**Exercise aim:** Repeat the whole of the data, keeping every detail the same.

[Raw data start]

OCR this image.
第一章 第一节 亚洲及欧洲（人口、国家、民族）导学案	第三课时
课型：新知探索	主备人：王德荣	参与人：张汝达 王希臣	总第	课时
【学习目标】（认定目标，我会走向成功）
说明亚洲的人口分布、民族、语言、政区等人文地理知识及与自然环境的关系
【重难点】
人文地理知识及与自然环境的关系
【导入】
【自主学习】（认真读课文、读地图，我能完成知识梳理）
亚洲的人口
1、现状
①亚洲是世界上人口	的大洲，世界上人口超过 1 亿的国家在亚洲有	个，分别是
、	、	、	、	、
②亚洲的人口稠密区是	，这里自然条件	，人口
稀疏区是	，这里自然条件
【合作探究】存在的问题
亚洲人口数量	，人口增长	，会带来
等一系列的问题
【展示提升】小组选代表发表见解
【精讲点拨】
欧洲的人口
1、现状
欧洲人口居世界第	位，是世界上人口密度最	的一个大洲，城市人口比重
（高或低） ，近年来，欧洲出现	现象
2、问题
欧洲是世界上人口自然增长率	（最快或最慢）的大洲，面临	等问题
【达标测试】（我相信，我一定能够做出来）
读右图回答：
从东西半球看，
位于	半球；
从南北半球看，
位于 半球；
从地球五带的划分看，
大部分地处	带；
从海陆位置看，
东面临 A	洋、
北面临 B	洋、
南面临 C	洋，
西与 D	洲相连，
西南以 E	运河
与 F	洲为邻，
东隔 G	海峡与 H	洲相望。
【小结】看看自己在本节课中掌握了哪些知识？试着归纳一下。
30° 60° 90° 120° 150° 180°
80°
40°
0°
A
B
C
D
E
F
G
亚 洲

[Raw data end]

**Output:**
OCR this image.
第一章 第一节 亚洲及欧洲（人口、国家、民族）导学案	第三课时
课型：新知探索	主备人：王德荣	参与人：张汝达 王希臣	总第	课时
【学习目标】（认定目标，我会走向成功）
说明亚洲的人口分布、民族、语言、政区等人文地理知识及与自然环境的关系
【重难点】
人文地理知识及与自然环境的关系
【导入】
【自主学习】（认真读课文、读地图，我能完成知识梳理）
亚洲的人口
1、现状
①亚洲是世界上人口	的大洲，世界上人口超过 1 亿的国家在亚洲有	个，分别是
、	、	、	、	、
②亚洲的人口稠密区是	，这里自然条件	，人口
稀疏区是	，这里自然条件
【合作探究】存在的问题
亚洲人口数量	，人口增长	，会带来
等一系列的问题
【展示提升】小组选代表发表见解
【精讲点拨】
欧洲的人口
1、现状
欧洲人口居世界第	位，是世界上人口密度最	的一个大洲，城市人口比重
（高或低） ，近年来，欧洲出现	现象
2、问题
欧洲是世界上人口自然增长率	（最快或最慢）的大洲，面临	等问题
【达标测试】（我相信，我一定能够做出来）
读右图回答：
从东西半球看，
位于	半球；
从南北半球看，
位于 半球；
从地球五带的划分看，
大部分地处	带；
从海陆位置看，
东面临 A	洋、
北面临 B	洋、
南面临 C	洋，
西与 D	洲相连，
西南以 E	运河
与 F	洲为邻，
东隔 G	海峡与 H	洲相望。
【小结】看看自己在本节课中掌握了哪些知识？试着归纳一下。
30° 60° 90° 120° 150° 180°
80°
40°
0°
A
B
C
D
E
F
G
亚 洲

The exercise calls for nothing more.